>> BEGIN Dataset extract

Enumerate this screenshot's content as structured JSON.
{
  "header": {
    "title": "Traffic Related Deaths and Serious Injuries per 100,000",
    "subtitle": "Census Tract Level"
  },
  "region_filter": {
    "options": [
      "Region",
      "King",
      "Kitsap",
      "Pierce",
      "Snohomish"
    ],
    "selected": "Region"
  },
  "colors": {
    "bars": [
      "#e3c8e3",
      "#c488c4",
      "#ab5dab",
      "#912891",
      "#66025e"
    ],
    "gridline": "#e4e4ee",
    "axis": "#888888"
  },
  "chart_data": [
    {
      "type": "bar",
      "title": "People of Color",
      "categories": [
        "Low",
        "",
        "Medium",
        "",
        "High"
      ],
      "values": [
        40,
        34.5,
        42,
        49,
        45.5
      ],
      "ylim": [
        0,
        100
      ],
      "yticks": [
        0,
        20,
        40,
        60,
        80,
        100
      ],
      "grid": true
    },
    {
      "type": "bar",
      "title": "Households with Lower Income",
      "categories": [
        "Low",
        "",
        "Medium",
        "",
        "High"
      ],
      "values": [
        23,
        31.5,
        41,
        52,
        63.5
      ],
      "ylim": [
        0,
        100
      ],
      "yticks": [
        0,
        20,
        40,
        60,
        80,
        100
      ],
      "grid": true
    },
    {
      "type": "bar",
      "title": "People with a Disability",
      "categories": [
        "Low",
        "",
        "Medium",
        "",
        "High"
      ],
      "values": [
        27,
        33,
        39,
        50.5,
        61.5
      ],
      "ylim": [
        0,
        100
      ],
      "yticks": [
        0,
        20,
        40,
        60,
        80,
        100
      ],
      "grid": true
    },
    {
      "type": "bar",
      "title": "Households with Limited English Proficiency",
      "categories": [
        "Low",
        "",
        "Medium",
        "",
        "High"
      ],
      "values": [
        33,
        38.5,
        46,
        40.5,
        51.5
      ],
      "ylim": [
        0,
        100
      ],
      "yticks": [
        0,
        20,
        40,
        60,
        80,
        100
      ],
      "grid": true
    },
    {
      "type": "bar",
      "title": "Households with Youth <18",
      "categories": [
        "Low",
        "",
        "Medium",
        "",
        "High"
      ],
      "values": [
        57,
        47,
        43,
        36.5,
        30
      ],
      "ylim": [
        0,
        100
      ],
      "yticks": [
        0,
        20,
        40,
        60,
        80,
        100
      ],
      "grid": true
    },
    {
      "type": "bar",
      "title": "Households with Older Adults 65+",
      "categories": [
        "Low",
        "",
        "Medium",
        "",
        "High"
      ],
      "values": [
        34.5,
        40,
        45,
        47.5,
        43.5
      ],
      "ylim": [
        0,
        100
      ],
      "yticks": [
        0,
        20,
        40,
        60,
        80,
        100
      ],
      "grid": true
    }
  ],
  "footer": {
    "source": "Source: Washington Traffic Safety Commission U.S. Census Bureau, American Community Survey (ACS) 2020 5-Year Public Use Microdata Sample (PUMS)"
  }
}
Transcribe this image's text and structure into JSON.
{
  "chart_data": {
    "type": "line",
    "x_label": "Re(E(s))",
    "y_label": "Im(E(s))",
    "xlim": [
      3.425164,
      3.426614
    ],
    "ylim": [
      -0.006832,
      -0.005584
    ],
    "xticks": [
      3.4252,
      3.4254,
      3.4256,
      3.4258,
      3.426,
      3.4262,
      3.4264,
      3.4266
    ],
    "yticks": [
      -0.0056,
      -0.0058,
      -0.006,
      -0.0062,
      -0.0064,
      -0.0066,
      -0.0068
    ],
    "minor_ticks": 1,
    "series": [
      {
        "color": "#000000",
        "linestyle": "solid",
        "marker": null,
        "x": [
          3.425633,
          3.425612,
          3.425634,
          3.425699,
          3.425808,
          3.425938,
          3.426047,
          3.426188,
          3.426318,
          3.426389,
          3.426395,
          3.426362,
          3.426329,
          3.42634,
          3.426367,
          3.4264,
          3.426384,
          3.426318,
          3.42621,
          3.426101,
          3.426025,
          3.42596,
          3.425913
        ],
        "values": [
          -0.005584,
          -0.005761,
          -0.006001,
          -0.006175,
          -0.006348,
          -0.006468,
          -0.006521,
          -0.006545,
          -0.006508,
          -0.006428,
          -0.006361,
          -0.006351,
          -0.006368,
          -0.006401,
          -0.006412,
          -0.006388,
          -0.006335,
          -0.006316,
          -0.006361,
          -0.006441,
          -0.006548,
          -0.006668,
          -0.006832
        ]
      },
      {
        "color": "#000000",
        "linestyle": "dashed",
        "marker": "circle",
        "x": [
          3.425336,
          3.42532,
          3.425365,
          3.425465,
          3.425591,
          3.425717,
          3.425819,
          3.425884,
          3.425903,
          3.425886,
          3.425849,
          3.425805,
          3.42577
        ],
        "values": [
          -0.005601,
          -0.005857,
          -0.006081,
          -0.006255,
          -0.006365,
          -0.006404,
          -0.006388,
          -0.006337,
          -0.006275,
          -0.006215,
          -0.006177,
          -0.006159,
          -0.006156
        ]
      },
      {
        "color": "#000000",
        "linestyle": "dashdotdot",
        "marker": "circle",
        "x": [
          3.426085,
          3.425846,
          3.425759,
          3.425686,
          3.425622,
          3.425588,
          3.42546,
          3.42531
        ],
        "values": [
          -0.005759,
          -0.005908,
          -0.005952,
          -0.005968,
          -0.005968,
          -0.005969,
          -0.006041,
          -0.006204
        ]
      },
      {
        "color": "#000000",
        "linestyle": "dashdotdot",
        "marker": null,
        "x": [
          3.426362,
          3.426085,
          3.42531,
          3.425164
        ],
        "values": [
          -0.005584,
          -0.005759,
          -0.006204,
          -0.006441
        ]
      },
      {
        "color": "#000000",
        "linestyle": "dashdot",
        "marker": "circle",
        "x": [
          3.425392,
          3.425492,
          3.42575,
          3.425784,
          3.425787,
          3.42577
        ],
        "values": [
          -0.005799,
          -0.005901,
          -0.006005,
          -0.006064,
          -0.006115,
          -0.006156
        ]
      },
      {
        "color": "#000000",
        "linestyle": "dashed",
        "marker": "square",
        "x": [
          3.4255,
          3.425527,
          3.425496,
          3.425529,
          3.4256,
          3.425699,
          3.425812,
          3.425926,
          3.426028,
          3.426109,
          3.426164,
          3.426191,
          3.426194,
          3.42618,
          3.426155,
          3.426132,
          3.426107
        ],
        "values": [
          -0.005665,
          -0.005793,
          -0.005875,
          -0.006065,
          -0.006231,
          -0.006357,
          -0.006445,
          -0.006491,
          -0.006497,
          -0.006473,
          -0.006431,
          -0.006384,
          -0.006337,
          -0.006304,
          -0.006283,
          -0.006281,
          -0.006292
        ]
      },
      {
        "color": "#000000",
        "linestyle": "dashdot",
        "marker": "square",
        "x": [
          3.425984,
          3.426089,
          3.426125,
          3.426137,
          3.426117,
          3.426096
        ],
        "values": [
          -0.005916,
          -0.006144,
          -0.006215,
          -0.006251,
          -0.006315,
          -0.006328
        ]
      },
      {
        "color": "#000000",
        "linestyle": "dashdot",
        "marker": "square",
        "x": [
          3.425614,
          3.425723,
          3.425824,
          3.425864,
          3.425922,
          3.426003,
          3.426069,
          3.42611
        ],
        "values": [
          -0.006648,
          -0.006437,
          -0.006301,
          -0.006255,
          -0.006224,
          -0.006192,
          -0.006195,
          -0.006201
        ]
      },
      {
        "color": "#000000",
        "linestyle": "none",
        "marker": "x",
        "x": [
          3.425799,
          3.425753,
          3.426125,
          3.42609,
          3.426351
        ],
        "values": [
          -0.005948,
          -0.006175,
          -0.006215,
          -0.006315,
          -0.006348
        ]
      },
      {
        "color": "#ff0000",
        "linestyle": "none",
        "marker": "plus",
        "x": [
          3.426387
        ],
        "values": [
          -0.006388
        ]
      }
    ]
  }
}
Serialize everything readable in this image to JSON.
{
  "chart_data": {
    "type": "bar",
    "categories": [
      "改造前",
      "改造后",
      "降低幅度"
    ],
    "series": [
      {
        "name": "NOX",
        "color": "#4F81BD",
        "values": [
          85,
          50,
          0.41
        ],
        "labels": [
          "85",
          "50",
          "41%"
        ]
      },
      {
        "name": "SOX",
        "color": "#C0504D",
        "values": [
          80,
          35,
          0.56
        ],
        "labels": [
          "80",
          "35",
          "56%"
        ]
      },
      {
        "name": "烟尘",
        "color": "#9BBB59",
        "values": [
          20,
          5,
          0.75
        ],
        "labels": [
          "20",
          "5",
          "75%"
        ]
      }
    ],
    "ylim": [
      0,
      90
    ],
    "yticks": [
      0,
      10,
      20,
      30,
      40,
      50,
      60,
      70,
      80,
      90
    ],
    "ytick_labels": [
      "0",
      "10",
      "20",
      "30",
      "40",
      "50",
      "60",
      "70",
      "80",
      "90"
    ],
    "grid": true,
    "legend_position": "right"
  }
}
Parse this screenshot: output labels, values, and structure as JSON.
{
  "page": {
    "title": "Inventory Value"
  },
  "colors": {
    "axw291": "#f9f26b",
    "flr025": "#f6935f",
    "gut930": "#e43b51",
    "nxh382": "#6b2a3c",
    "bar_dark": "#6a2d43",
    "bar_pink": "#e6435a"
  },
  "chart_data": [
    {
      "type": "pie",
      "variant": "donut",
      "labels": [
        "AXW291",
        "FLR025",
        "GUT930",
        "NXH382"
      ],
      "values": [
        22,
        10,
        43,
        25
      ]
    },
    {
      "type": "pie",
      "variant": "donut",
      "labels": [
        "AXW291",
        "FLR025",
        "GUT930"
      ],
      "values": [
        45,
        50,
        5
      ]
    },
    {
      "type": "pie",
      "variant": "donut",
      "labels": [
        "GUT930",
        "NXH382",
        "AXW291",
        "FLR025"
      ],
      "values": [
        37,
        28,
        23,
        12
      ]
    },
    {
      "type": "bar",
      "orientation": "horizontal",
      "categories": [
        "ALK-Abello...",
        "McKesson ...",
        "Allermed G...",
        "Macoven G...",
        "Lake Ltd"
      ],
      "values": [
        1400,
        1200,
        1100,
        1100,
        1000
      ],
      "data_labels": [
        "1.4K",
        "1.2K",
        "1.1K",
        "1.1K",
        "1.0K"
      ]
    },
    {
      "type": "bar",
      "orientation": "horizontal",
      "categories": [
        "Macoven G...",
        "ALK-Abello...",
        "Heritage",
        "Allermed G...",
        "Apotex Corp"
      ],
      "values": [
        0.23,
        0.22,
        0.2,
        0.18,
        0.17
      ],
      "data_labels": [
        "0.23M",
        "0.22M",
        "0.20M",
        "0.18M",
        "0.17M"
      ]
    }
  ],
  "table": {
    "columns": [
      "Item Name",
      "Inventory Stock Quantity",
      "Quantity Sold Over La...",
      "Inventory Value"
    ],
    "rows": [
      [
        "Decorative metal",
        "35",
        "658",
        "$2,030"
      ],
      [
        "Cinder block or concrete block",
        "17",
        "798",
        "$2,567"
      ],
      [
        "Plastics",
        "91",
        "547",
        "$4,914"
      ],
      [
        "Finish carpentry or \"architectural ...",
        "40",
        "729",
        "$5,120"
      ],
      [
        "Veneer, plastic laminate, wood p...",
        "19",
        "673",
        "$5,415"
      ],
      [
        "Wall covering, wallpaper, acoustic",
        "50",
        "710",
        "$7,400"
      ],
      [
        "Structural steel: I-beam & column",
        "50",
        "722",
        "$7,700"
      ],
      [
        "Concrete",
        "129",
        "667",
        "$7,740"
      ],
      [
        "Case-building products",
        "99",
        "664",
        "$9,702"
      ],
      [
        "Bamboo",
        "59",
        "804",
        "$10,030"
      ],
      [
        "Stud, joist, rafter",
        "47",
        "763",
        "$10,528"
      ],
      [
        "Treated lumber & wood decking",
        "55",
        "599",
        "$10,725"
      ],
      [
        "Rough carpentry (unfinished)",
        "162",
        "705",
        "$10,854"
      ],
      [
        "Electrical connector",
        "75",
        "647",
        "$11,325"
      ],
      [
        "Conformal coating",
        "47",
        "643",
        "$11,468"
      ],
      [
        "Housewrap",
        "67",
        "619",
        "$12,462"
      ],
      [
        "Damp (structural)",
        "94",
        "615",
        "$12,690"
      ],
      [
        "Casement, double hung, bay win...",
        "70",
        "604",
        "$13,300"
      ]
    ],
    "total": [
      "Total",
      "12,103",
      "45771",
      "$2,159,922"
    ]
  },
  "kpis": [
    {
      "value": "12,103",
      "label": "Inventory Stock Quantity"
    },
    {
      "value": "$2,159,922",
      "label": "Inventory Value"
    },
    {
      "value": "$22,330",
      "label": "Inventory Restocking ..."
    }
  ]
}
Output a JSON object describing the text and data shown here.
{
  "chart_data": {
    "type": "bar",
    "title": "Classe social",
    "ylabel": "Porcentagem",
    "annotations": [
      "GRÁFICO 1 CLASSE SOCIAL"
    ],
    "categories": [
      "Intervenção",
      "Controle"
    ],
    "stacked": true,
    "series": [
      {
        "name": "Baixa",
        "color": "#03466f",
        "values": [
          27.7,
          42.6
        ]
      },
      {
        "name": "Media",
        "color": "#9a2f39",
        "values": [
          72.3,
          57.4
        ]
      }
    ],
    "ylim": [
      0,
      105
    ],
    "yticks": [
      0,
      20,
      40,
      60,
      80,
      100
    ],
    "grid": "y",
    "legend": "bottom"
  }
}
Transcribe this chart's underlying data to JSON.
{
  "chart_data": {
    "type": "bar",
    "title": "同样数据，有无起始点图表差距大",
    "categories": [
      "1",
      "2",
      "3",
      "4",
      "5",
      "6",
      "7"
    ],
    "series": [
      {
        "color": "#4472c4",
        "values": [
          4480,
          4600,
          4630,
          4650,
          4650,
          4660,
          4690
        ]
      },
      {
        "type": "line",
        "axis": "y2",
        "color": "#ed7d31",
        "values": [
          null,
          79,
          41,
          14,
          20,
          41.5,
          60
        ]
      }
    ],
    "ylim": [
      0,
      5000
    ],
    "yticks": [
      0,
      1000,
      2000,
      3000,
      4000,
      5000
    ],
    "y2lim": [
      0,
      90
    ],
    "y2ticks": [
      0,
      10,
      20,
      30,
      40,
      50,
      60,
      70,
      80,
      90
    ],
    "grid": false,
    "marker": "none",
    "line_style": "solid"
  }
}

>> END Dataset extract

Request — How many lines of the data contain the word "wood"? Answer with the number alone.

Completed task — 2